======== Material to process ========

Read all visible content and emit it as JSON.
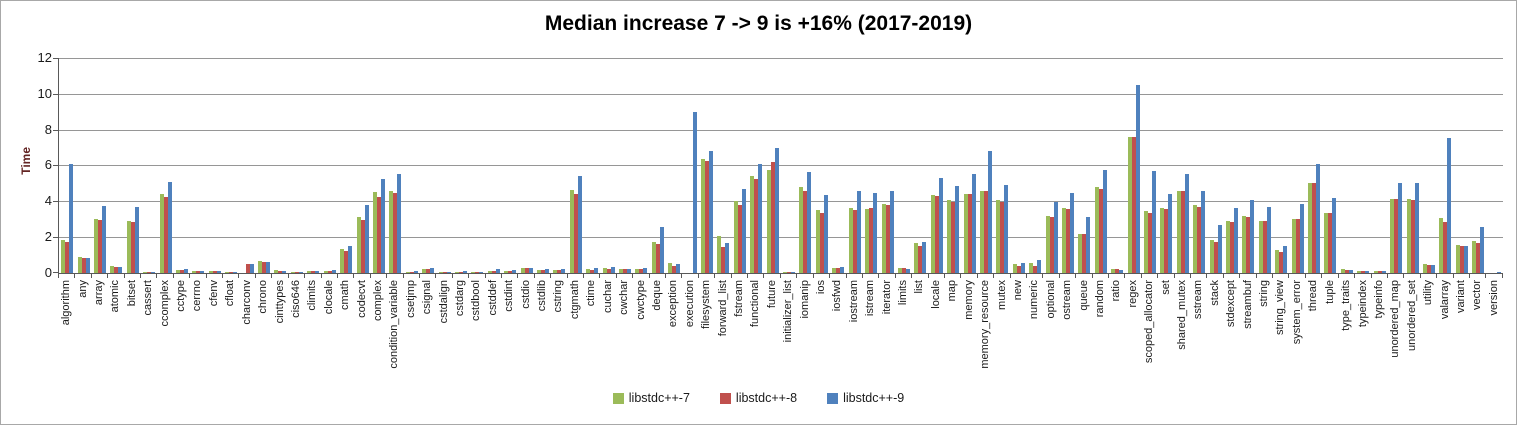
{
  "chart_data": {
    "type": "bar",
    "title": "Median increase 7 -> 9 is +16% (2017-2019)",
    "ylabel": "Time",
    "xlabel": "",
    "ylim": [
      0,
      12
    ],
    "yticks": [
      0,
      2,
      4,
      6,
      8,
      10,
      12
    ],
    "grid": true,
    "legend_position": "bottom-center",
    "categories": [
      "algorithm",
      "any",
      "array",
      "atomic",
      "bitset",
      "cassert",
      "ccomplex",
      "cctype",
      "cerrno",
      "cfenv",
      "cfloat",
      "charconv",
      "chrono",
      "cinttypes",
      "ciso646",
      "climits",
      "clocale",
      "cmath",
      "codecvt",
      "complex",
      "condition_variable",
      "csetjmp",
      "csignal",
      "cstdalign",
      "cstdarg",
      "cstdbool",
      "cstddef",
      "cstdint",
      "cstdio",
      "cstdlib",
      "cstring",
      "ctgmath",
      "ctime",
      "cuchar",
      "cwchar",
      "cwctype",
      "deque",
      "exception",
      "execution",
      "filesystem",
      "forward_list",
      "fstream",
      "functional",
      "future",
      "initializer_list",
      "iomanip",
      "ios",
      "iosfwd",
      "iostream",
      "istream",
      "iterator",
      "limits",
      "list",
      "locale",
      "map",
      "memory",
      "memory_resource",
      "mutex",
      "new",
      "numeric",
      "optional",
      "ostream",
      "queue",
      "random",
      "ratio",
      "regex",
      "scoped_allocator",
      "set",
      "shared_mutex",
      "sstream",
      "stack",
      "stdexcept",
      "streambuf",
      "string",
      "string_view",
      "system_error",
      "thread",
      "tuple",
      "type_traits",
      "typeindex",
      "typeinfo",
      "unordered_map",
      "unordered_set",
      "utility",
      "valarray",
      "variant",
      "vector",
      "version"
    ],
    "series": [
      {
        "name": "libstdc++-7",
        "color": "#9BBB59",
        "values": [
          1.85,
          0.9,
          3.0,
          0.4,
          2.9,
          0.06,
          4.4,
          0.16,
          0.1,
          0.11,
          0.06,
          0,
          0.65,
          0.14,
          0.06,
          0.1,
          0.1,
          1.35,
          3.1,
          4.5,
          4.6,
          0.06,
          0.25,
          0.06,
          0.07,
          0.06,
          0.13,
          0.11,
          0.26,
          0.19,
          0.17,
          4.65,
          0.24,
          0.28,
          0.22,
          0.24,
          1.75,
          0.56,
          0,
          6.35,
          2.05,
          4.0,
          5.4,
          5.75,
          0.05,
          4.8,
          3.5,
          0.3,
          3.65,
          3.55,
          3.85,
          0.3,
          1.65,
          4.35,
          4.05,
          4.4,
          4.6,
          4.1,
          0.5,
          0.55,
          3.2,
          3.65,
          2.15,
          4.8,
          0.25,
          7.6,
          3.45,
          3.65,
          4.55,
          3.8,
          1.85,
          2.9,
          3.2,
          2.9,
          1.3,
          3.0,
          5.0,
          3.35,
          0.25,
          0.1,
          0.1,
          4.15,
          4.15,
          0.5,
          3.05,
          1.55,
          1.8,
          0
        ]
      },
      {
        "name": "libstdc++-8",
        "color": "#C0504D",
        "values": [
          1.75,
          0.82,
          2.95,
          0.35,
          2.85,
          0.06,
          4.25,
          0.16,
          0.1,
          0.11,
          0.06,
          0.5,
          0.62,
          0.12,
          0.06,
          0.1,
          0.1,
          1.25,
          2.95,
          4.25,
          4.45,
          0.06,
          0.2,
          0.06,
          0.07,
          0.06,
          0.13,
          0.11,
          0.26,
          0.19,
          0.17,
          4.4,
          0.17,
          0.24,
          0.22,
          0.22,
          1.6,
          0.41,
          0,
          6.25,
          1.45,
          3.8,
          5.25,
          6.2,
          0.05,
          4.55,
          3.35,
          0.26,
          3.5,
          3.6,
          3.8,
          0.26,
          1.5,
          4.3,
          3.95,
          4.4,
          4.6,
          3.95,
          0.4,
          0.4,
          3.15,
          3.55,
          2.15,
          4.7,
          0.2,
          7.6,
          3.35,
          3.55,
          4.6,
          3.7,
          1.75,
          2.85,
          3.15,
          2.9,
          1.2,
          3.0,
          5.0,
          3.35,
          0.15,
          0.1,
          0.1,
          4.15,
          4.1,
          0.45,
          2.85,
          1.5,
          1.65,
          0
        ]
      },
      {
        "name": "libstdc++-9",
        "color": "#4F81BD",
        "values": [
          6.1,
          0.85,
          3.75,
          0.35,
          3.7,
          0.06,
          5.1,
          0.2,
          0.1,
          0.12,
          0.06,
          0.5,
          0.62,
          0.12,
          0.06,
          0.1,
          0.14,
          1.5,
          3.8,
          5.25,
          5.5,
          0.13,
          0.3,
          0.08,
          0.09,
          0.06,
          0.2,
          0.17,
          0.3,
          0.21,
          0.22,
          5.4,
          0.28,
          0.32,
          0.24,
          0.26,
          2.55,
          0.49,
          9.0,
          6.8,
          1.65,
          4.7,
          6.1,
          6.95,
          0.07,
          5.65,
          4.35,
          0.32,
          4.6,
          4.45,
          4.6,
          0.2,
          1.72,
          5.3,
          4.85,
          5.5,
          6.8,
          4.9,
          0.55,
          0.7,
          3.95,
          4.45,
          3.15,
          5.75,
          0.15,
          10.5,
          5.7,
          4.4,
          5.55,
          4.6,
          2.7,
          3.65,
          4.05,
          3.7,
          1.5,
          3.85,
          6.1,
          4.2,
          0.15,
          0.1,
          0.1,
          5.0,
          5.05,
          0.45,
          7.55,
          1.5,
          2.55,
          0.05
        ]
      }
    ]
  }
}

========

Go through the records and copy each line with "name" in it.

▸ **Response to the task**
        "name": "libstdc++-7",
        "name": "libstdc++-8",
        "name": "libstdc++-9",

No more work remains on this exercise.